╭─ Information provided
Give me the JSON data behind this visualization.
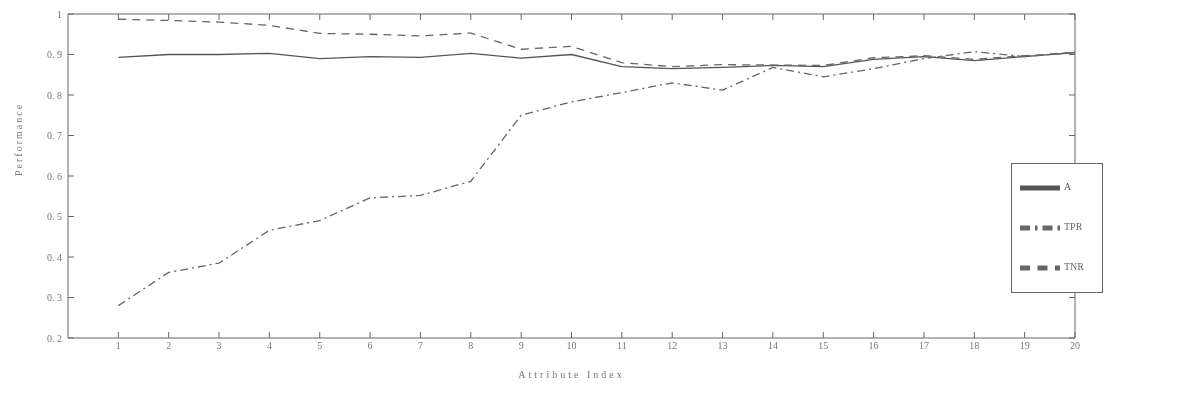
{
  "chart_data": {
    "type": "line",
    "xlabel": "Attribute Index",
    "ylabel": "Performance",
    "x": [
      1,
      2,
      3,
      4,
      5,
      6,
      7,
      8,
      9,
      10,
      11,
      12,
      13,
      14,
      15,
      16,
      17,
      18,
      19,
      20
    ],
    "xlim": [
      0,
      20
    ],
    "xticks": [
      1,
      2,
      3,
      4,
      5,
      6,
      7,
      8,
      9,
      10,
      11,
      12,
      13,
      14,
      15,
      16,
      17,
      18,
      19,
      20
    ],
    "ylim": [
      0.2,
      1
    ],
    "yticks": [
      0.2,
      0.3,
      0.4,
      0.5,
      0.6,
      0.7,
      0.8,
      0.9,
      1
    ],
    "grid": false,
    "legend": "bottom right",
    "marker": "none",
    "series": [
      {
        "name": "A",
        "color": "#555555",
        "line_style": "solid",
        "values": [
          0.893,
          0.9,
          0.9,
          0.903,
          0.89,
          0.895,
          0.893,
          0.903,
          0.891,
          0.9,
          0.87,
          0.865,
          0.868,
          0.873,
          0.87,
          0.888,
          0.895,
          0.885,
          0.895,
          0.905
        ]
      },
      {
        "name": "TPR",
        "color": "#666666",
        "line_style": "dashdot",
        "values": [
          0.28,
          0.362,
          0.385,
          0.466,
          0.49,
          0.546,
          0.552,
          0.587,
          0.75,
          0.783,
          0.806,
          0.83,
          0.812,
          0.868,
          0.845,
          0.865,
          0.89,
          0.907,
          0.895,
          0.905
        ]
      },
      {
        "name": "TNR",
        "color": "#666666",
        "line_style": "dashed",
        "values": [
          0.987,
          0.984,
          0.98,
          0.972,
          0.952,
          0.95,
          0.946,
          0.953,
          0.913,
          0.92,
          0.88,
          0.87,
          0.875,
          0.874,
          0.873,
          0.892,
          0.897,
          0.888,
          0.897,
          0.905
        ]
      }
    ]
  }
}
╰─
Task: Copy each line above precisely, dropping the pictures.

Reply to the task:
Give me the JSON data behind this visualization.
{
  "chart_data": {
    "type": "line",
    "xlabel": "Attribute Index",
    "ylabel": "Performance",
    "x": [
      1,
      2,
      3,
      4,
      5,
      6,
      7,
      8,
      9,
      10,
      11,
      12,
      13,
      14,
      15,
      16,
      17,
      18,
      19,
      20
    ],
    "xlim": [
      0,
      20
    ],
    "xticks": [
      1,
      2,
      3,
      4,
      5,
      6,
      7,
      8,
      9,
      10,
      11,
      12,
      13,
      14,
      15,
      16,
      17,
      18,
      19,
      20
    ],
    "ylim": [
      0.2,
      1
    ],
    "yticks": [
      0.2,
      0.3,
      0.4,
      0.5,
      0.6,
      0.7,
      0.8,
      0.9,
      1
    ],
    "grid": false,
    "legend": "bottom right",
    "marker": "none",
    "series": [
      {
        "name": "A",
        "color": "#555555",
        "line_style": "solid",
        "values": [
          0.893,
          0.9,
          0.9,
          0.903,
          0.89,
          0.895,
          0.893,
          0.903,
          0.891,
          0.9,
          0.87,
          0.865,
          0.868,
          0.873,
          0.87,
          0.888,
          0.895,
          0.885,
          0.895,
          0.905
        ]
      },
      {
        "name": "TPR",
        "color": "#666666",
        "line_style": "dashdot",
        "values": [
          0.28,
          0.362,
          0.385,
          0.466,
          0.49,
          0.546,
          0.552,
          0.587,
          0.75,
          0.783,
          0.806,
          0.83,
          0.812,
          0.868,
          0.845,
          0.865,
          0.89,
          0.907,
          0.895,
          0.905
        ]
      },
      {
        "name": "TNR",
        "color": "#666666",
        "line_style": "dashed",
        "values": [
          0.987,
          0.984,
          0.98,
          0.972,
          0.952,
          0.95,
          0.946,
          0.953,
          0.913,
          0.92,
          0.88,
          0.87,
          0.875,
          0.874,
          0.873,
          0.892,
          0.897,
          0.888,
          0.897,
          0.905
        ]
      }
    ]
  }
}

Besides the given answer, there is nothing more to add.